### Information provided
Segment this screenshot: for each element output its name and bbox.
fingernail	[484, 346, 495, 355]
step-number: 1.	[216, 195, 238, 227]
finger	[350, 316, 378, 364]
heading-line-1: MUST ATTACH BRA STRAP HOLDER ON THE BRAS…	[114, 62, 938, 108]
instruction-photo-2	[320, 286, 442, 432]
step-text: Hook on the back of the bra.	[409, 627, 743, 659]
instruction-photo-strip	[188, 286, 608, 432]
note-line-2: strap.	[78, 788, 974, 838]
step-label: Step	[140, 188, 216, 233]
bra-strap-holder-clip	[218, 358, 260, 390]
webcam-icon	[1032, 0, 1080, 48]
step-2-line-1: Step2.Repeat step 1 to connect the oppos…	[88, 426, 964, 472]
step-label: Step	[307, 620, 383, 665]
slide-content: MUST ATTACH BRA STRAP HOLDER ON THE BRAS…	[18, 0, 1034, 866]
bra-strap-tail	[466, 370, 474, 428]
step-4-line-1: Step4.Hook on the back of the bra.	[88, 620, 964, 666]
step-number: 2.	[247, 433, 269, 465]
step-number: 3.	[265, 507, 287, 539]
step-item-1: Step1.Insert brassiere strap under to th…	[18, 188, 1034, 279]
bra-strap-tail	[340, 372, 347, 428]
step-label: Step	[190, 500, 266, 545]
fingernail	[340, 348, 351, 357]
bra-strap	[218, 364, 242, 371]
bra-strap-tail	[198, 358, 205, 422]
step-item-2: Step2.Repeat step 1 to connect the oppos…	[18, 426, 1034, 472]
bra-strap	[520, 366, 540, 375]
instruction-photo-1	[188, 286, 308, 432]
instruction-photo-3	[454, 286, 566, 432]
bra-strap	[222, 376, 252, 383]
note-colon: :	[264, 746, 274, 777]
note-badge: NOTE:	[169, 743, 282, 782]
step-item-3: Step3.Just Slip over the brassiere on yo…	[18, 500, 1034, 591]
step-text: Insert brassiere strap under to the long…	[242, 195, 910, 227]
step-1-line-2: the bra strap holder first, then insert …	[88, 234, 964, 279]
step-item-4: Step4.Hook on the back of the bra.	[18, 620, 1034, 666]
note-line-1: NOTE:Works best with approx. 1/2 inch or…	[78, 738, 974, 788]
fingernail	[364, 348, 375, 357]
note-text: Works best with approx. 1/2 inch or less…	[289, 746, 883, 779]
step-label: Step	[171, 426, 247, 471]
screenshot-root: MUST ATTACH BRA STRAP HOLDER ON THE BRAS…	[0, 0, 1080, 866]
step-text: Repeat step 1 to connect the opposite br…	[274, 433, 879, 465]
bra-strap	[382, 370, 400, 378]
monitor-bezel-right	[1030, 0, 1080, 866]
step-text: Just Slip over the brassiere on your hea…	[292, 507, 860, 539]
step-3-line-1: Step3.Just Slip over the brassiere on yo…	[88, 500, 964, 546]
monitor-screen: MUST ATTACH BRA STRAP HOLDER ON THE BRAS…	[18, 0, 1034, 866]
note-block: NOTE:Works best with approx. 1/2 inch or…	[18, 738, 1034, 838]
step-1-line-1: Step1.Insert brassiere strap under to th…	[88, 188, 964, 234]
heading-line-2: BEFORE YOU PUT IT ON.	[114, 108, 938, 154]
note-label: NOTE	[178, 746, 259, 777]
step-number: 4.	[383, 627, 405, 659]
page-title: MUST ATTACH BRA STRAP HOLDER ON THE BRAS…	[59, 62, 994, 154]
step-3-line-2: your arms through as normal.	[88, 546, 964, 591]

### Short problem
Convert the entries, from the first line through the line that contains "0, 1080, 48]", into a JSON list of strings with one string per line, skipping any blank lines.

### Answer to the exercise
[
  "Segment this screenshot: for each element output its name and bbox.",
  "fingernail\t[484, 346, 495, 355]",
  "step-number: 1.\t[216, 195, 238, 227]",
  "finger\t[350, 316, 378, 364]",
  "heading-line-1: MUST ATTACH BRA STRAP HOLDER ON THE BRAS…\t[114, 62, 938, 108]",
  "instruction-photo-2\t[320, 286, 442, 432]",
  "step-text: Hook on the back of the bra.\t[409, 627, 743, 659]",
  "instruction-photo-strip\t[188, 286, 608, 432]",
  "note-line-2: strap.\t[78, 788, 974, 838]",
  "step-label: Step\t[140, 188, 216, 233]",
  "bra-strap-holder-clip\t[218, 358, 260, 390]",
  "webcam-icon\t[1032, 0, 1080, 48]"
]